§ Problem details
Take down each entry exactly as written.

§ Listing
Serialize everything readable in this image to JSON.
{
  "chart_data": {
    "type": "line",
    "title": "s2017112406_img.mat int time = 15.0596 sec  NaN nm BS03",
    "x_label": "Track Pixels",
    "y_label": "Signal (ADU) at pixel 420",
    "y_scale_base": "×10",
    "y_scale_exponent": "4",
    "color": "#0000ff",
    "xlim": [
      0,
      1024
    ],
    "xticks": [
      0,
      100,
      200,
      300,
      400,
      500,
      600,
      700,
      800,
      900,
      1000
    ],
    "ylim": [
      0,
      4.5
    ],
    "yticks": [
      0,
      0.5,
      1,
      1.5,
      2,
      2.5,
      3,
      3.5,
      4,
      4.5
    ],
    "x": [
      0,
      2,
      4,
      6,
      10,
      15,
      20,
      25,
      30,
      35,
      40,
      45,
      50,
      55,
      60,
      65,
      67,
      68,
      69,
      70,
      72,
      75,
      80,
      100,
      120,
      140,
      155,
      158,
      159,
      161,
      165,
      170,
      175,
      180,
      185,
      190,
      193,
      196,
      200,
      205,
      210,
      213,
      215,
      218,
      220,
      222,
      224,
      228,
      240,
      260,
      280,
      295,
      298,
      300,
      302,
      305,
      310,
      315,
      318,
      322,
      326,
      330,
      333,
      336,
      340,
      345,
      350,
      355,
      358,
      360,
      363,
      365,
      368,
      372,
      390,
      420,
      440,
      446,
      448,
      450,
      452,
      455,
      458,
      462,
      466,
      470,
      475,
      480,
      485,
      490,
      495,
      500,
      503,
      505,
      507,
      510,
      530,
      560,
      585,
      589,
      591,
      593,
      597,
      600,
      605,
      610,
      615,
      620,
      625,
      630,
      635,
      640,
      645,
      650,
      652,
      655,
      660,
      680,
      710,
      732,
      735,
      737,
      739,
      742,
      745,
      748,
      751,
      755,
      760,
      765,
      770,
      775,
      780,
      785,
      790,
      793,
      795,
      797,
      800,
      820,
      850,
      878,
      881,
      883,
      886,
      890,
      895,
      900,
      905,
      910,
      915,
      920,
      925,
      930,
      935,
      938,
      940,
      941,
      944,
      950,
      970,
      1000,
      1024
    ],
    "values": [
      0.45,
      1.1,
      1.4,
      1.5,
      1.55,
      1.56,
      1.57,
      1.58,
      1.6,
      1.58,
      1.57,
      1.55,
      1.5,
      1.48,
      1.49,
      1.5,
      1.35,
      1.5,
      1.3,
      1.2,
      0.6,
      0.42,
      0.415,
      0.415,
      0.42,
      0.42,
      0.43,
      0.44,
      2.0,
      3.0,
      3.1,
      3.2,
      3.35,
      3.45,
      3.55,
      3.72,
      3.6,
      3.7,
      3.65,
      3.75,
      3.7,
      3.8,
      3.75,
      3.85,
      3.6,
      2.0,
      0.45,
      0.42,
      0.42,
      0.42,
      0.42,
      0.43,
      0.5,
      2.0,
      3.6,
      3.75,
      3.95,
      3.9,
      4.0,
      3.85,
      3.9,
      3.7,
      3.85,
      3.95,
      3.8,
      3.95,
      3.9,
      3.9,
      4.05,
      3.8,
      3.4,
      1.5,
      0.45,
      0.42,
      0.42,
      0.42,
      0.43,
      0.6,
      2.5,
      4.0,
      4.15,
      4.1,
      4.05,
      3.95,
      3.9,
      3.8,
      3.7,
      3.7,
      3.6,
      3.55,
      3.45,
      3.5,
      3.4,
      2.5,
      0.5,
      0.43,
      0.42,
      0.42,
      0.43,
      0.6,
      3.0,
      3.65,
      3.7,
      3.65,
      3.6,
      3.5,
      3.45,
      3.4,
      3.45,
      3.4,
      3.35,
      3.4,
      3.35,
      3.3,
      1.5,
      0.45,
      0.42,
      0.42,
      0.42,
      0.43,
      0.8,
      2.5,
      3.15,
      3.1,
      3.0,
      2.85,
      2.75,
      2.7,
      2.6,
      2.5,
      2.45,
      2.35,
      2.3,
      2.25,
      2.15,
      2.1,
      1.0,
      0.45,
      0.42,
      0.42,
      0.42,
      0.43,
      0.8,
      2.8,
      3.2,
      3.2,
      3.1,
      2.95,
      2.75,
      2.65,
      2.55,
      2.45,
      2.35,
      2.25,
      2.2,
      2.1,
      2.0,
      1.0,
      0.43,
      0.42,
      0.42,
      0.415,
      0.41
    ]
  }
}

§ Complete output
Serialize everything readable in this image to JSON.
{
  "chart_data": {
    "type": "line",
    "title": "s2017112406_img.mat int time = 15.0596 sec  NaN nm BS03",
    "x_label": "Track Pixels",
    "y_label": "Signal (ADU) at pixel 420",
    "y_scale_base": "×10",
    "y_scale_exponent": "4",
    "color": "#0000ff",
    "xlim": [
      0,
      1024
    ],
    "xticks": [
      0,
      100,
      200,
      300,
      400,
      500,
      600,
      700,
      800,
      900,
      1000
    ],
    "ylim": [
      0,
      4.5
    ],
    "yticks": [
      0,
      0.5,
      1,
      1.5,
      2,
      2.5,
      3,
      3.5,
      4,
      4.5
    ],
    "x": [
      0,
      2,
      4,
      6,
      10,
      15,
      20,
      25,
      30,
      35,
      40,
      45,
      50,
      55,
      60,
      65,
      67,
      68,
      69,
      70,
      72,
      75,
      80,
      100,
      120,
      140,
      155,
      158,
      159,
      161,
      165,
      170,
      175,
      180,
      185,
      190,
      193,
      196,
      200,
      205,
      210,
      213,
      215,
      218,
      220,
      222,
      224,
      228,
      240,
      260,
      280,
      295,
      298,
      300,
      302,
      305,
      310,
      315,
      318,
      322,
      326,
      330,
      333,
      336,
      340,
      345,
      350,
      355,
      358,
      360,
      363,
      365,
      368,
      372,
      390,
      420,
      440,
      446,
      448,
      450,
      452,
      455,
      458,
      462,
      466,
      470,
      475,
      480,
      485,
      490,
      495,
      500,
      503,
      505,
      507,
      510,
      530,
      560,
      585,
      589,
      591,
      593,
      597,
      600,
      605,
      610,
      615,
      620,
      625,
      630,
      635,
      640,
      645,
      650,
      652,
      655,
      660,
      680,
      710,
      732,
      735,
      737,
      739,
      742,
      745,
      748,
      751,
      755,
      760,
      765,
      770,
      775,
      780,
      785,
      790,
      793,
      795,
      797,
      800,
      820,
      850,
      878,
      881,
      883,
      886,
      890,
      895,
      900,
      905,
      910,
      915,
      920,
      925,
      930,
      935,
      938,
      940,
      941,
      944,
      950,
      970,
      1000,
      1024
    ],
    "values": [
      0.45,
      1.1,
      1.4,
      1.5,
      1.55,
      1.56,
      1.57,
      1.58,
      1.6,
      1.58,
      1.57,
      1.55,
      1.5,
      1.48,
      1.49,
      1.5,
      1.35,
      1.5,
      1.3,
      1.2,
      0.6,
      0.42,
      0.415,
      0.415,
      0.42,
      0.42,
      0.43,
      0.44,
      2.0,
      3.0,
      3.1,
      3.2,
      3.35,
      3.45,
      3.55,
      3.72,
      3.6,
      3.7,
      3.65,
      3.75,
      3.7,
      3.8,
      3.75,
      3.85,
      3.6,
      2.0,
      0.45,
      0.42,
      0.42,
      0.42,
      0.42,
      0.43,
      0.5,
      2.0,
      3.6,
      3.75,
      3.95,
      3.9,
      4.0,
      3.85,
      3.9,
      3.7,
      3.85,
      3.95,
      3.8,
      3.95,
      3.9,
      3.9,
      4.05,
      3.8,
      3.4,
      1.5,
      0.45,
      0.42,
      0.42,
      0.42,
      0.43,
      0.6,
      2.5,
      4.0,
      4.15,
      4.1,
      4.05,
      3.95,
      3.9,
      3.8,
      3.7,
      3.7,
      3.6,
      3.55,
      3.45,
      3.5,
      3.4,
      2.5,
      0.5,
      0.43,
      0.42,
      0.42,
      0.43,
      0.6,
      3.0,
      3.65,
      3.7,
      3.65,
      3.6,
      3.5,
      3.45,
      3.4,
      3.45,
      3.4,
      3.35,
      3.4,
      3.35,
      3.3,
      1.5,
      0.45,
      0.42,
      0.42,
      0.42,
      0.43,
      0.8,
      2.5,
      3.15,
      3.1,
      3.0,
      2.85,
      2.75,
      2.7,
      2.6,
      2.5,
      2.45,
      2.35,
      2.3,
      2.25,
      2.15,
      2.1,
      1.0,
      0.45,
      0.42,
      0.42,
      0.42,
      0.43,
      0.8,
      2.8,
      3.2,
      3.2,
      3.1,
      2.95,
      2.75,
      2.65,
      2.55,
      2.45,
      2.35,
      2.25,
      2.2,
      2.1,
      2.0,
      1.0,
      0.43,
      0.42,
      0.42,
      0.415,
      0.41
    ]
  }
}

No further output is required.